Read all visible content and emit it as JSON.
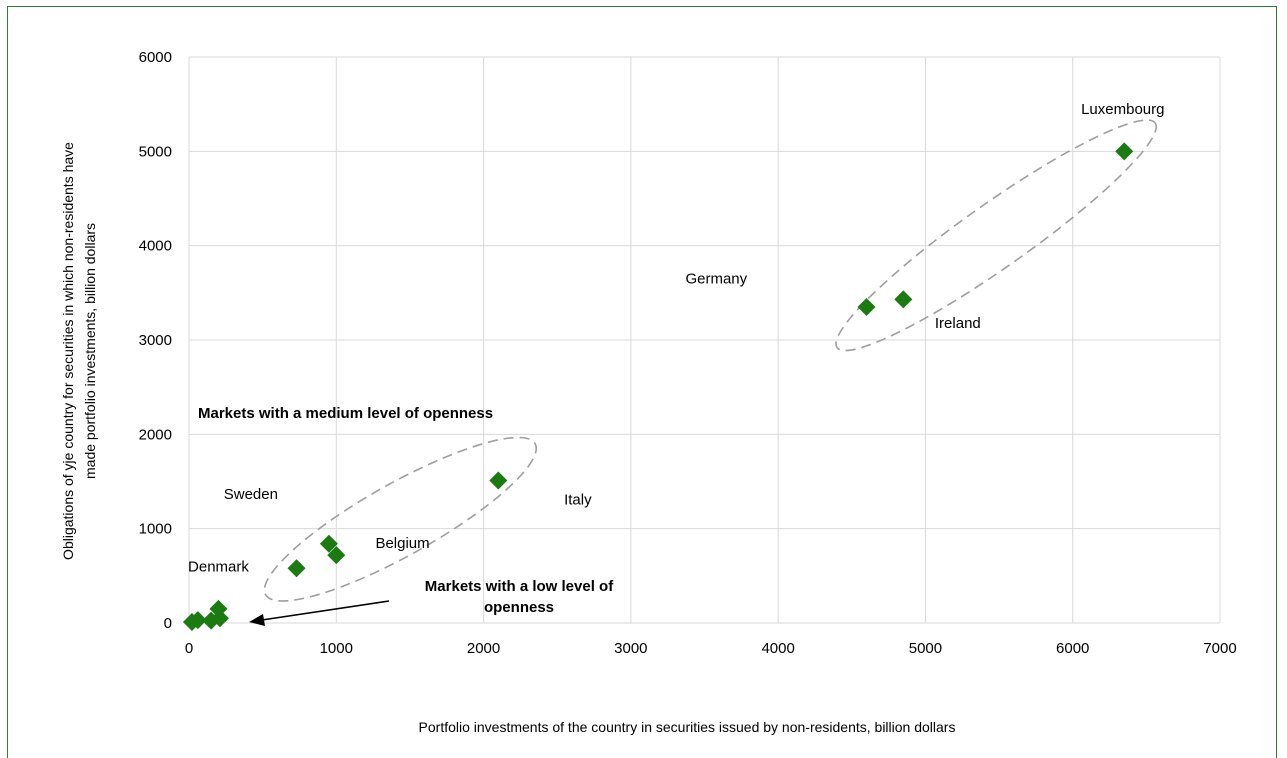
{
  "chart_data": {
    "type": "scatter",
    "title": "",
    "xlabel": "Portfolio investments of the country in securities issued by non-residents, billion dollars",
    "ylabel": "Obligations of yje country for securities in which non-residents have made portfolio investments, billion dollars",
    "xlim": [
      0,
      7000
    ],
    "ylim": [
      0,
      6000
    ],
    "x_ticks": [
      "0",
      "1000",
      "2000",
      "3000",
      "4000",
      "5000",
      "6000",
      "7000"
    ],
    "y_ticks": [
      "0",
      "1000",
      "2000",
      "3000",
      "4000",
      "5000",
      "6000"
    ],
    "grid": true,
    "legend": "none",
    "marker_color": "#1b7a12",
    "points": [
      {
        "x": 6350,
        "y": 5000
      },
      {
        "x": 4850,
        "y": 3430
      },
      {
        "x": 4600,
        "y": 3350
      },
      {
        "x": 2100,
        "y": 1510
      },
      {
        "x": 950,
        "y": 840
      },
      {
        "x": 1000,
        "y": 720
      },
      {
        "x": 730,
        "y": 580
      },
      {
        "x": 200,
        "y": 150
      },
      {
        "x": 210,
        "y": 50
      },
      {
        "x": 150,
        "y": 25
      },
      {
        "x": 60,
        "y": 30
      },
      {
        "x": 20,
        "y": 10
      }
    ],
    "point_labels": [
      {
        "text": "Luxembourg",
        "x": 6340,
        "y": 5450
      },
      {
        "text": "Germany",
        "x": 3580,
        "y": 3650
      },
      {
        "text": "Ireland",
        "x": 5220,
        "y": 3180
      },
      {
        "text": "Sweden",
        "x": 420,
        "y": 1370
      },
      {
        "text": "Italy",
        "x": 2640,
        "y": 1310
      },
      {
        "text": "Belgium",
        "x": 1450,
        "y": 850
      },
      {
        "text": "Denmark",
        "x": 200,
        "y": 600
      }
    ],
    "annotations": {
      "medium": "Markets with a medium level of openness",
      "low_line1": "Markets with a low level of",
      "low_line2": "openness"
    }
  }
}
=-=-=-=-=
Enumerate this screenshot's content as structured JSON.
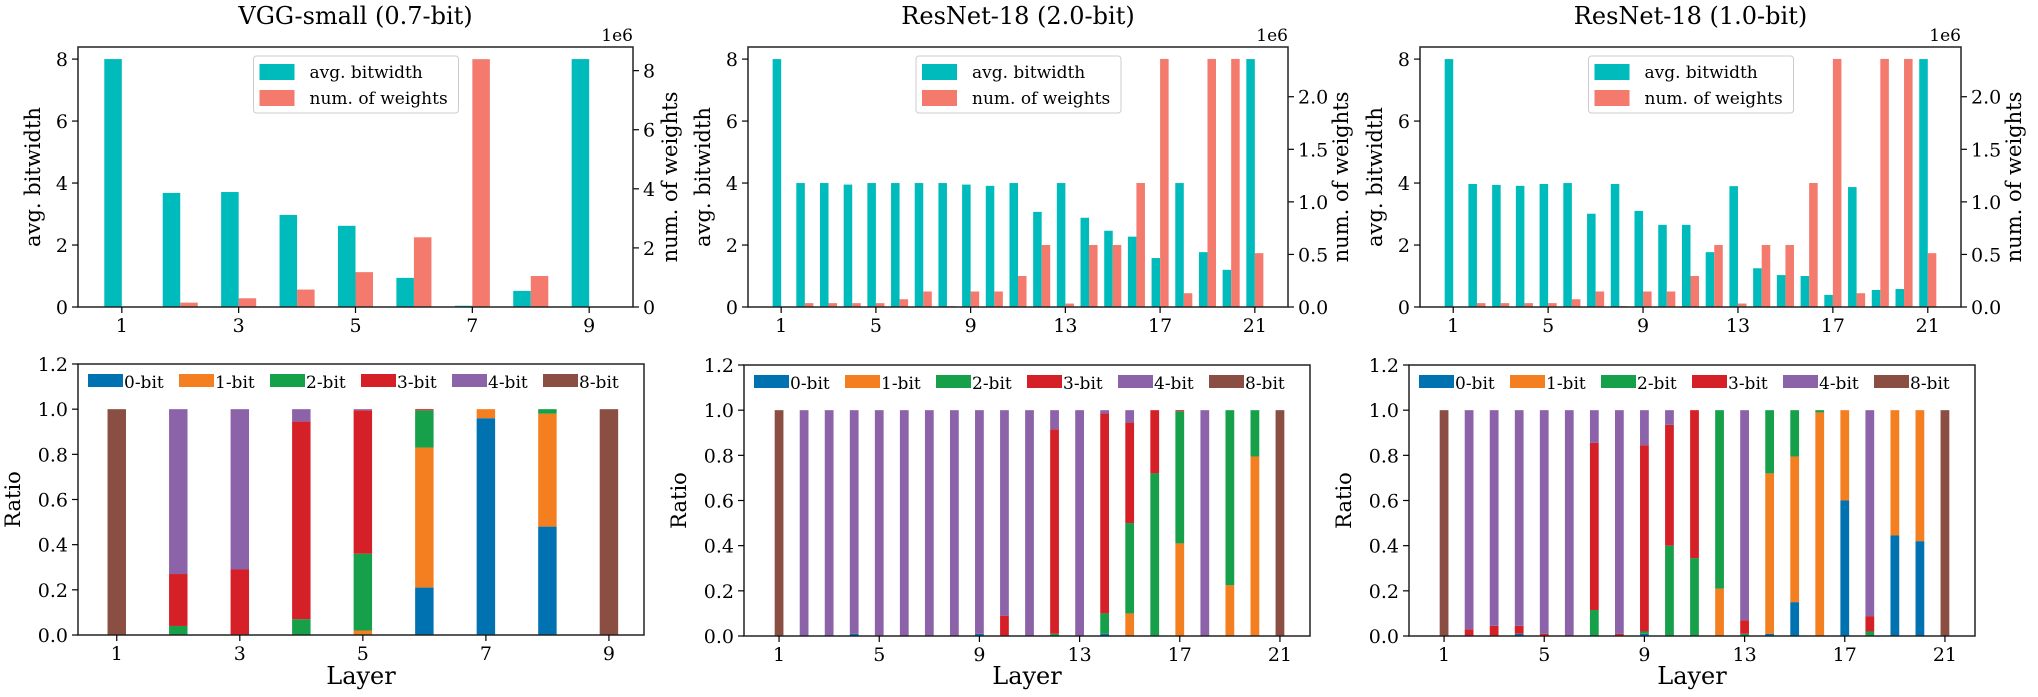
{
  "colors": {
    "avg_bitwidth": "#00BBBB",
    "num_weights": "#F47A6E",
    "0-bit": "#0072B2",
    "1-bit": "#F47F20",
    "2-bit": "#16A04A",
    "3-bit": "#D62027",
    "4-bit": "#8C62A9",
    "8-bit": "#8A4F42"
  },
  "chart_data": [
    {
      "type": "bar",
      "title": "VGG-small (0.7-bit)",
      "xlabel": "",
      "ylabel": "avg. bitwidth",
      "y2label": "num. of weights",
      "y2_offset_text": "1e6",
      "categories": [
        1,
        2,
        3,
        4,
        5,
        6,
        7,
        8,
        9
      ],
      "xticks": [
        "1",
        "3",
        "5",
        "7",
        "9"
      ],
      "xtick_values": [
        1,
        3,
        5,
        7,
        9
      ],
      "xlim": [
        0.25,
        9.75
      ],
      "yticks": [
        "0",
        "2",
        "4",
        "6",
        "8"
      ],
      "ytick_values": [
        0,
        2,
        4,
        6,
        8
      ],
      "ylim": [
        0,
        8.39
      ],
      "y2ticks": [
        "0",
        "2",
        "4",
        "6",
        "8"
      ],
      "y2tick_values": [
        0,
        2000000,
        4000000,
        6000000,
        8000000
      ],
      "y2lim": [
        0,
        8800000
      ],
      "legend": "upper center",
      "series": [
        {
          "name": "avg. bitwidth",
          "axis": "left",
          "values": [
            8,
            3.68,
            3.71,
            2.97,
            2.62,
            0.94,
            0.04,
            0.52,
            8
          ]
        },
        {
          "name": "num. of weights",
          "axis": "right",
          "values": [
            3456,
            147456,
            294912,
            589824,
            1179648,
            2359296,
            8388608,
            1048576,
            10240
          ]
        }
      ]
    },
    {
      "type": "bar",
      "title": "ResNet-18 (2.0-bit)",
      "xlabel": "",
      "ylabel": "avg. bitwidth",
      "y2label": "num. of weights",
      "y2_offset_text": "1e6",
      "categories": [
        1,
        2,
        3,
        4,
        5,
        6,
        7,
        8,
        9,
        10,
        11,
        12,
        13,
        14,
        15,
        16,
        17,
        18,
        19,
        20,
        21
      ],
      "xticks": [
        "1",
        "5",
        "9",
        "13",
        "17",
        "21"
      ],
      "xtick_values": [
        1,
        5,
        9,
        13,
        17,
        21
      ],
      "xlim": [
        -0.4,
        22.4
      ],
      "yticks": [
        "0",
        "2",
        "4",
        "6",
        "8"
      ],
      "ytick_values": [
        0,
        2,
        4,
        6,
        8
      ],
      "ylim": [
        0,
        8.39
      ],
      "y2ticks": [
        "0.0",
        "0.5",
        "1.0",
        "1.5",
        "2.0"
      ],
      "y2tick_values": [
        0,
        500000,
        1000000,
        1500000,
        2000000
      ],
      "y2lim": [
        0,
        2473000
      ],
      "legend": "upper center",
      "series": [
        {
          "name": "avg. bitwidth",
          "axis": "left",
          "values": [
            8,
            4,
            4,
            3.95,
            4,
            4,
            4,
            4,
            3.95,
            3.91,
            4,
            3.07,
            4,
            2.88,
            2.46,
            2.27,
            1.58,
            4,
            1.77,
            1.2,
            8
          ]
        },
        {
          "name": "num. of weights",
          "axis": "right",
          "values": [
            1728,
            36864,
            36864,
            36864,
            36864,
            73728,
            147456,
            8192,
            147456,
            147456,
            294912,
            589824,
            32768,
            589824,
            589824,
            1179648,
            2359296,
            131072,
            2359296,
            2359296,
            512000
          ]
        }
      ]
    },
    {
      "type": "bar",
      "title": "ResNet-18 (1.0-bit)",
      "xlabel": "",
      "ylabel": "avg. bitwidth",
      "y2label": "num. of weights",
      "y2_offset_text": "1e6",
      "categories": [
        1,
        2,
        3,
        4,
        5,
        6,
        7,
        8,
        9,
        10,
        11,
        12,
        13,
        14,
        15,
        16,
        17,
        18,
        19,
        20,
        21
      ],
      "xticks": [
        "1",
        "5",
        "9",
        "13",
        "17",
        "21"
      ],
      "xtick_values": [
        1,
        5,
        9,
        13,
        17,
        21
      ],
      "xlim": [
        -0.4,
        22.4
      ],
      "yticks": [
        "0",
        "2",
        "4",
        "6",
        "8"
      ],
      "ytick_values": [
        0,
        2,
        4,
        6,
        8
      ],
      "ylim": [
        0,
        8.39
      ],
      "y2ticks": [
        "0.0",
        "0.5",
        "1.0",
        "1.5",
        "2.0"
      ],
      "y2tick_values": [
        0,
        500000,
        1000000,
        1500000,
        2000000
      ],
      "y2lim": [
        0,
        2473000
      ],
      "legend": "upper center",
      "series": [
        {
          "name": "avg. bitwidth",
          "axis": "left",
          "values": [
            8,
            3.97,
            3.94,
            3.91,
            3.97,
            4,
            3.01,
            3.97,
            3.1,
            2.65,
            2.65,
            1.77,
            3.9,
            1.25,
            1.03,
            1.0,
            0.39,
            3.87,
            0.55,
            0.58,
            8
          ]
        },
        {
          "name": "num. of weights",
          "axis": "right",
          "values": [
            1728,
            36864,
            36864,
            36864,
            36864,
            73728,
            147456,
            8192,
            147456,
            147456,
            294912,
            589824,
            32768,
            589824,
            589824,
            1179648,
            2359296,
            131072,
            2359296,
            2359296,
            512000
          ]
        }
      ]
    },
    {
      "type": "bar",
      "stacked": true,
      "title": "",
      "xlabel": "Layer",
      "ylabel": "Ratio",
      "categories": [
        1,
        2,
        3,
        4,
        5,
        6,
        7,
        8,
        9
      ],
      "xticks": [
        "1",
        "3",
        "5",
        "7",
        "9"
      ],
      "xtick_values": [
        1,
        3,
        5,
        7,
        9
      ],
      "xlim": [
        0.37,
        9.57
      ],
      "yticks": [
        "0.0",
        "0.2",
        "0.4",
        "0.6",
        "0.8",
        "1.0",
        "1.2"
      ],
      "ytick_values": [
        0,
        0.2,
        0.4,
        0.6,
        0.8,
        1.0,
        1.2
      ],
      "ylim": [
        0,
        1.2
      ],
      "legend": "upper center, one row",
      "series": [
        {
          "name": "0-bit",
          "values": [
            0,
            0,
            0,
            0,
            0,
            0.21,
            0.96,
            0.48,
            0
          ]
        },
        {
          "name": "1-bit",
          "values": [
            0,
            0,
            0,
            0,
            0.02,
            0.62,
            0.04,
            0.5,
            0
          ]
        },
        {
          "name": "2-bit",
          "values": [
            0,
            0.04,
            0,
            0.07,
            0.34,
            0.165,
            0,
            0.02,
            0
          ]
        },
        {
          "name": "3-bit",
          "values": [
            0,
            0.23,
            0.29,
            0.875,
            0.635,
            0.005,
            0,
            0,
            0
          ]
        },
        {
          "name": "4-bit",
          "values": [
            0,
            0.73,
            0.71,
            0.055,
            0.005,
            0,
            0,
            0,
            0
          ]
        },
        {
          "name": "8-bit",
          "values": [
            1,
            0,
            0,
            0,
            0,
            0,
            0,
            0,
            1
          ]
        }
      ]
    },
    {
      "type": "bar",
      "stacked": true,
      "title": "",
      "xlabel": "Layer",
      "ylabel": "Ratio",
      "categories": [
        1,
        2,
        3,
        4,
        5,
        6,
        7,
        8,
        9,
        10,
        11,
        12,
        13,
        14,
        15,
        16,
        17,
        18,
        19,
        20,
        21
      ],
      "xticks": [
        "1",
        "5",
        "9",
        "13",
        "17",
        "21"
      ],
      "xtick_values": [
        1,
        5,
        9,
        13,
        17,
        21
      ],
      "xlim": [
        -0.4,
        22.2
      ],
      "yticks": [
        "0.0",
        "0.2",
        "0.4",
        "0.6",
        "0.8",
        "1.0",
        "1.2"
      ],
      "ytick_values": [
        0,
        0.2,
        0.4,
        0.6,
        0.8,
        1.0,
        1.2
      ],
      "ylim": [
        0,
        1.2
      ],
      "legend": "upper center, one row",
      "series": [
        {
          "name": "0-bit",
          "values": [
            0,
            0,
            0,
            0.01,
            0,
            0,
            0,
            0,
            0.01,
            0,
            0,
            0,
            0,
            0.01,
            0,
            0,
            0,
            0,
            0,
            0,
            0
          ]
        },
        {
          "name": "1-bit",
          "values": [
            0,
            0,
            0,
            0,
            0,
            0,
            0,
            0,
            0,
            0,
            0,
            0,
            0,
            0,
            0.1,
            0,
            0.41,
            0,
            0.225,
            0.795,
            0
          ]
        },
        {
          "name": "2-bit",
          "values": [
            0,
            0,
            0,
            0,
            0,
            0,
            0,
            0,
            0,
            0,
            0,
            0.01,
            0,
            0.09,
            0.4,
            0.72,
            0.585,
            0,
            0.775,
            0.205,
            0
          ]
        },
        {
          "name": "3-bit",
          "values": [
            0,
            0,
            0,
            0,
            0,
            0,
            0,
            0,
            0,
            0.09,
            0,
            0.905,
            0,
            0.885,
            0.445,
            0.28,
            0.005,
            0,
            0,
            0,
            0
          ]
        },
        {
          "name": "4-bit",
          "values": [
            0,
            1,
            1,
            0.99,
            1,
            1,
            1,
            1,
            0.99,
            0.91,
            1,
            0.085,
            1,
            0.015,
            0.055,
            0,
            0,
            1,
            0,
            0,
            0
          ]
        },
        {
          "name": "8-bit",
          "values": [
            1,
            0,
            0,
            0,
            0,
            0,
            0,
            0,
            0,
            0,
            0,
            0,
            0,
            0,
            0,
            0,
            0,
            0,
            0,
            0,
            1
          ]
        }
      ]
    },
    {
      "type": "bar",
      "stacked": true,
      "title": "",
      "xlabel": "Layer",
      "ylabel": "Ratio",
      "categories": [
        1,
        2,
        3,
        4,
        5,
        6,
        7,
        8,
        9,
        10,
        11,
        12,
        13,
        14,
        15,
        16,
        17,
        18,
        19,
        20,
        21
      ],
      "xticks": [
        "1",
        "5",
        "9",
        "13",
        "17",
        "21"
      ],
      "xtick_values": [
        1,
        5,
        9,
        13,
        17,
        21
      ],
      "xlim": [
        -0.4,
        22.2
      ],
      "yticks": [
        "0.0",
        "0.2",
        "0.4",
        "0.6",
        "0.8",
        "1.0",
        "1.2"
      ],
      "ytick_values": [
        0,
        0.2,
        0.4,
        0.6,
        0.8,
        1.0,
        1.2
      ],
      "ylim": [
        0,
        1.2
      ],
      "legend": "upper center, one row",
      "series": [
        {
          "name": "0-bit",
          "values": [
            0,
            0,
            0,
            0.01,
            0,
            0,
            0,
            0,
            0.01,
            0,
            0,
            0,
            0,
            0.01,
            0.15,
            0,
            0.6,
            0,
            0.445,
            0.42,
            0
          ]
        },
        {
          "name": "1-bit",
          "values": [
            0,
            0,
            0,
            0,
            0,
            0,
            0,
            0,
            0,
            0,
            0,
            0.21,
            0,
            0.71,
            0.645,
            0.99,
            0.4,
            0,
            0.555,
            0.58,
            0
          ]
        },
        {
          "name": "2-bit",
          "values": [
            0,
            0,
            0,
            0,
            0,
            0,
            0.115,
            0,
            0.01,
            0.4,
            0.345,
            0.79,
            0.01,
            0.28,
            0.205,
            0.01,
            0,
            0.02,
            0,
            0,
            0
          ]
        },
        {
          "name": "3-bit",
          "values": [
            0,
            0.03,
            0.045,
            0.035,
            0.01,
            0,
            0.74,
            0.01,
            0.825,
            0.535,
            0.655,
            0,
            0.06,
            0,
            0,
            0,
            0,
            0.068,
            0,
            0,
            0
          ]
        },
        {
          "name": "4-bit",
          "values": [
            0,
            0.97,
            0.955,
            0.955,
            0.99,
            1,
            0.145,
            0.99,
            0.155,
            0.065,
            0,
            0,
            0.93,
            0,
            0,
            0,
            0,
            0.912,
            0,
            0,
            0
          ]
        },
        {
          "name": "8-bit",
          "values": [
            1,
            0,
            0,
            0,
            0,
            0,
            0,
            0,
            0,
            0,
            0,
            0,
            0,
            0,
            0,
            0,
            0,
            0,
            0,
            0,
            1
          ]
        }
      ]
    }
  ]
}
=-=-=-=-=
■ Task statement ■
List each line in the listing that contains the string "country".

■ Output of the exercise ■
    "xlabel": "Portfolio investments of the country in securities issued by non-residents, billion dollars",
    "ylabel": "Obligations of yje country for securities in which non-residents have made portfolio investments, billion dollars",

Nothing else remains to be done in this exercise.